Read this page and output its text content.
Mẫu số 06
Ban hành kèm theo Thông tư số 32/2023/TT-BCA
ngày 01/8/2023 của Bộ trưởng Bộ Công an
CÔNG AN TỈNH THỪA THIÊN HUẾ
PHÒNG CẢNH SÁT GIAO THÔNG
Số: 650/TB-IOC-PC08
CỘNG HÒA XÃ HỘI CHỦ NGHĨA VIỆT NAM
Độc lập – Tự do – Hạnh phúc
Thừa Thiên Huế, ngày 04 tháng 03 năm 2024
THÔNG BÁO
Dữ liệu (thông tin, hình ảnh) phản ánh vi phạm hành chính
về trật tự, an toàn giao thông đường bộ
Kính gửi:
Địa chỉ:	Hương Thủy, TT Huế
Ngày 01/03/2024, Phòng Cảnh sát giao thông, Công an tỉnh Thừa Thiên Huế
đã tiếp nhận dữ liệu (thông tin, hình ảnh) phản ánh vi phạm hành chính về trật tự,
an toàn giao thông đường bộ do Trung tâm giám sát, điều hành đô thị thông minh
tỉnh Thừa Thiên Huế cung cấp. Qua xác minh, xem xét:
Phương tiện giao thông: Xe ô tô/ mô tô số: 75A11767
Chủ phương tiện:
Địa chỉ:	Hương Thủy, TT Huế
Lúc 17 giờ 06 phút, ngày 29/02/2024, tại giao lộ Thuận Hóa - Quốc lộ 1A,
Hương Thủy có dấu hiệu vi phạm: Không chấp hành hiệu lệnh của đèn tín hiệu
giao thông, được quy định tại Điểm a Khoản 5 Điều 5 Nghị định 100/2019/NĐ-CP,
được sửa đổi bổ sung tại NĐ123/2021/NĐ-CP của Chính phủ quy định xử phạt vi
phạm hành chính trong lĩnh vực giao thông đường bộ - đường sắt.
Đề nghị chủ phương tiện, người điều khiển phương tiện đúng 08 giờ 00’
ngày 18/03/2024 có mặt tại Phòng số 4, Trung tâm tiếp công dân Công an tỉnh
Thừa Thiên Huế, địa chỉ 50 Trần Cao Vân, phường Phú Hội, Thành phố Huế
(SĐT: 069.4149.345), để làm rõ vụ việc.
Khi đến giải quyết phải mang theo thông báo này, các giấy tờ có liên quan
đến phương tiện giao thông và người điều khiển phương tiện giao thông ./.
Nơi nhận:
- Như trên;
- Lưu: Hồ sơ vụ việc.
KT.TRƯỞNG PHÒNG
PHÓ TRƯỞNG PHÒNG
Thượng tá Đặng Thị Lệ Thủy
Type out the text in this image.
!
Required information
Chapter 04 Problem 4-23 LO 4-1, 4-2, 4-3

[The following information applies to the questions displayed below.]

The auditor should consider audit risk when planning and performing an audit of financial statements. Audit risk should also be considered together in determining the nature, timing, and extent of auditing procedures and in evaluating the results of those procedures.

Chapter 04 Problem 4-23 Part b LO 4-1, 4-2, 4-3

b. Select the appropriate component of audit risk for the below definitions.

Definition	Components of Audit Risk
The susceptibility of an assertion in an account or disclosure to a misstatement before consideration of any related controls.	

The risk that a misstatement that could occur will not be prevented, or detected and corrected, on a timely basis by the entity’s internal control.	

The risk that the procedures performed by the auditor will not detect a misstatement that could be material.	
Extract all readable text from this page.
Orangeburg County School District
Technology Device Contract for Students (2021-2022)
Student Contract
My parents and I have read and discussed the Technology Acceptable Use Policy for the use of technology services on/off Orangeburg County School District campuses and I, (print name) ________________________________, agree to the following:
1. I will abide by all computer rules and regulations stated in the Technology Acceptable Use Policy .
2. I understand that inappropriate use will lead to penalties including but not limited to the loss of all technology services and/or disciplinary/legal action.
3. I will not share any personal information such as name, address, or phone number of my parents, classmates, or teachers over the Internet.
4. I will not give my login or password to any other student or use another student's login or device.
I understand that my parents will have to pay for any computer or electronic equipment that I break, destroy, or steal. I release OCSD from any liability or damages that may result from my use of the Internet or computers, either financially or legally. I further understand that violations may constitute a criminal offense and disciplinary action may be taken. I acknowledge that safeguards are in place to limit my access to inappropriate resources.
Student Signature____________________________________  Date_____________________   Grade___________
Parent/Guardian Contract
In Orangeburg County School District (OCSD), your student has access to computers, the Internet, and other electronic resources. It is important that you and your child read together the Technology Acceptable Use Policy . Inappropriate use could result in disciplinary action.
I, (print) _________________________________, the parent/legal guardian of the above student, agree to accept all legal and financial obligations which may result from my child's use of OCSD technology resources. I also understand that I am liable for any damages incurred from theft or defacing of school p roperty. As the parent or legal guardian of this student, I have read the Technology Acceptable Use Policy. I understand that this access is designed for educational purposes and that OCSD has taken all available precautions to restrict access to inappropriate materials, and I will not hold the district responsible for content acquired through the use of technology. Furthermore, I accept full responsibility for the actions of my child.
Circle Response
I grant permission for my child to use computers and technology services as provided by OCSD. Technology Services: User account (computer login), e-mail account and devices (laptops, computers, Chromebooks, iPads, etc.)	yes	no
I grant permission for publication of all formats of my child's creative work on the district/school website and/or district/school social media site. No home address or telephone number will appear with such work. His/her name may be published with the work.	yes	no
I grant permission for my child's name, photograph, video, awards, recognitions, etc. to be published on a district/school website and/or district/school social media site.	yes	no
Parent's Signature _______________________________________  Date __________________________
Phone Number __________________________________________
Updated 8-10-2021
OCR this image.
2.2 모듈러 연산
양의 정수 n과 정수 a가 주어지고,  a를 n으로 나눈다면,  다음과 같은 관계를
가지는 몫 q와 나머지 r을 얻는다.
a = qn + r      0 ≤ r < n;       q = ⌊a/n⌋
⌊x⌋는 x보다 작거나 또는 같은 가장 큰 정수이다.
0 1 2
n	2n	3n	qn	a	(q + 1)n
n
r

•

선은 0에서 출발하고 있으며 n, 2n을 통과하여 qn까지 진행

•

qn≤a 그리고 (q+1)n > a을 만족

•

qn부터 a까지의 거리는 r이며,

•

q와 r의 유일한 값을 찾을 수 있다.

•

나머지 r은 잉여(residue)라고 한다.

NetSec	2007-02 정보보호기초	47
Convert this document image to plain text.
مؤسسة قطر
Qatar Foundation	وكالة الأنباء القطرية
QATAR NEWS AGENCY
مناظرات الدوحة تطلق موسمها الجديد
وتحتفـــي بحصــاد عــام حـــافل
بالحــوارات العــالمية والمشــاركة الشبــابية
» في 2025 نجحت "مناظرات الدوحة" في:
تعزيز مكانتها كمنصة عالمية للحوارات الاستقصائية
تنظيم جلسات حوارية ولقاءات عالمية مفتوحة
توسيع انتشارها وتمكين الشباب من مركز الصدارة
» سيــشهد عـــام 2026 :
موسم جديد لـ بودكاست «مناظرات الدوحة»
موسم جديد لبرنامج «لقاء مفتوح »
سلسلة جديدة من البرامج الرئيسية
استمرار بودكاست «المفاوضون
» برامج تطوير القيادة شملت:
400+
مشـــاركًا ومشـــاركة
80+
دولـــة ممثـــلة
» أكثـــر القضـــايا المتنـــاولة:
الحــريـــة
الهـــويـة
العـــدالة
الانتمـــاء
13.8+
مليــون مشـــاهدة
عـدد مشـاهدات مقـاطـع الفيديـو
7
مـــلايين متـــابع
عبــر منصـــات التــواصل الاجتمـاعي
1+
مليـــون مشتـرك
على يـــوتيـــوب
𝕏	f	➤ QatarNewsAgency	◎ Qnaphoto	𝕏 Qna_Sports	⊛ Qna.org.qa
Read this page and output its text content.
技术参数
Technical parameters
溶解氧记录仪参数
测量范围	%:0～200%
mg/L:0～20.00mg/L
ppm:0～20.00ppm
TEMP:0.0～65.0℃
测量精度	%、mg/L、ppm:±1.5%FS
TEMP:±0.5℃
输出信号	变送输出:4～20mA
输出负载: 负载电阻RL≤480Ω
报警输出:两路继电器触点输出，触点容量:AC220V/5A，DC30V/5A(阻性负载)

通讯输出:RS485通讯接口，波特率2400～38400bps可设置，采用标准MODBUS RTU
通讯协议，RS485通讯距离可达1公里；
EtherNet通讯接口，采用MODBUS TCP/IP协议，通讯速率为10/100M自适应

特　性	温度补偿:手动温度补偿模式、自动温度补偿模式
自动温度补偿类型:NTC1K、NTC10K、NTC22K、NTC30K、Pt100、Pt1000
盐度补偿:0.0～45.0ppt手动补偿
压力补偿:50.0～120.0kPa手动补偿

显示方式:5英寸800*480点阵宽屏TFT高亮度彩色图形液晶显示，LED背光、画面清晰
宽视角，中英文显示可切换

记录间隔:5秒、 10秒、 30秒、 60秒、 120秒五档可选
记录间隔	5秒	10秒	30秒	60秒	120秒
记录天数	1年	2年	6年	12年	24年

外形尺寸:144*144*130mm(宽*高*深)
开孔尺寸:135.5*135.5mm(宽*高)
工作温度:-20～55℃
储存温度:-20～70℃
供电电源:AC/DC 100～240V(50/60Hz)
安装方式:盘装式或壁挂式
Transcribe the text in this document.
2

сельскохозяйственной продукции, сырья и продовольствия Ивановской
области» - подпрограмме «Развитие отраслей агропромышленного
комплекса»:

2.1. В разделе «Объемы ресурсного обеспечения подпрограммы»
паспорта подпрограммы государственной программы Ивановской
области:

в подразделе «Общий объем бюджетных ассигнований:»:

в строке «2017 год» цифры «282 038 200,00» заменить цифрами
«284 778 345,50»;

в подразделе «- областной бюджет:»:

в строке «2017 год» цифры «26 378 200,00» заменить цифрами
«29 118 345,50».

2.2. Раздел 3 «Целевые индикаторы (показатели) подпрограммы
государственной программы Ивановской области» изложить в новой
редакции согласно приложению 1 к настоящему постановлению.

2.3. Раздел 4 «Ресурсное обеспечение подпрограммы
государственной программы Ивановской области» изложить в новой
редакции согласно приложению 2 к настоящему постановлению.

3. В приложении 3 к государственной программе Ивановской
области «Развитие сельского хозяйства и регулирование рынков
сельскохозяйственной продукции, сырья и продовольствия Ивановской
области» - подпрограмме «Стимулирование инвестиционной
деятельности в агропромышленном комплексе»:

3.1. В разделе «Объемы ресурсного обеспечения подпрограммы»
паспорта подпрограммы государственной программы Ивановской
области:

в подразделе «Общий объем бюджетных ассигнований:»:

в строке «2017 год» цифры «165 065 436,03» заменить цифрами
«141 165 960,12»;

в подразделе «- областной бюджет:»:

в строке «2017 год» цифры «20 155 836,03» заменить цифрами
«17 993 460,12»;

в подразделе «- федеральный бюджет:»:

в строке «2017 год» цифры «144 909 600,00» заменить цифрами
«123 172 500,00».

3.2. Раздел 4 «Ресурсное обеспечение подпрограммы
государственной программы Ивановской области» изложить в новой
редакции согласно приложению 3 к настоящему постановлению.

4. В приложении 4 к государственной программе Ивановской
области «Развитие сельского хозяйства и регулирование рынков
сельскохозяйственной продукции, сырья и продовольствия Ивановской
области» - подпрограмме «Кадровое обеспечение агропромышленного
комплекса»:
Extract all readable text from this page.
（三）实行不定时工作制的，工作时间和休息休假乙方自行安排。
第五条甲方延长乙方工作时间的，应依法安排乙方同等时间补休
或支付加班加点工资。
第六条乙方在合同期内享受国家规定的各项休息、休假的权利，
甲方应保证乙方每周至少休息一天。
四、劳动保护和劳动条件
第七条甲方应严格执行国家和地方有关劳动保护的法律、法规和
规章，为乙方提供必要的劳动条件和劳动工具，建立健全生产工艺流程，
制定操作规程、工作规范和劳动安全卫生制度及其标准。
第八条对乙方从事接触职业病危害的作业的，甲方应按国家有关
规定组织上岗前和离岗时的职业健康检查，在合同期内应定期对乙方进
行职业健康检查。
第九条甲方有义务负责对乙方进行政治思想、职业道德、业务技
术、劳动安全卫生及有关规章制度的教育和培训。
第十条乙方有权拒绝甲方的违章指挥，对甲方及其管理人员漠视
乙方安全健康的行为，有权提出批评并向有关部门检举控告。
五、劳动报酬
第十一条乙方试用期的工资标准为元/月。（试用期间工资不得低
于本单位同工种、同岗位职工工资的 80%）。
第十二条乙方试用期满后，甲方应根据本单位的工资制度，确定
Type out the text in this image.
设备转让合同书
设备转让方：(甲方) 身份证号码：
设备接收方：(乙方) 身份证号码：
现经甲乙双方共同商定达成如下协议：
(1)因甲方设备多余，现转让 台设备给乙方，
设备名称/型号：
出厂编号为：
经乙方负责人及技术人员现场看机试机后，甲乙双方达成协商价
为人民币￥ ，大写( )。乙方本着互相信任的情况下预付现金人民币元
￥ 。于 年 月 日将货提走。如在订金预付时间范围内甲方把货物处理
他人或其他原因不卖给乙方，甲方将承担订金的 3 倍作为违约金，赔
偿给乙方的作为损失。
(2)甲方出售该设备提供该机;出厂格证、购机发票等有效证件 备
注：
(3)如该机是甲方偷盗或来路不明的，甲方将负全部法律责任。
_ _ _ _ _ _ _
List each line of the entries that holds the string "information".

- [RESULT OF THIS EXERCISE]:
Required information
[The following information applies to the questions displayed below.]
3. I will not share any personal information such as name, address, or phone number of my parents, classmates, or teachers over the Internet.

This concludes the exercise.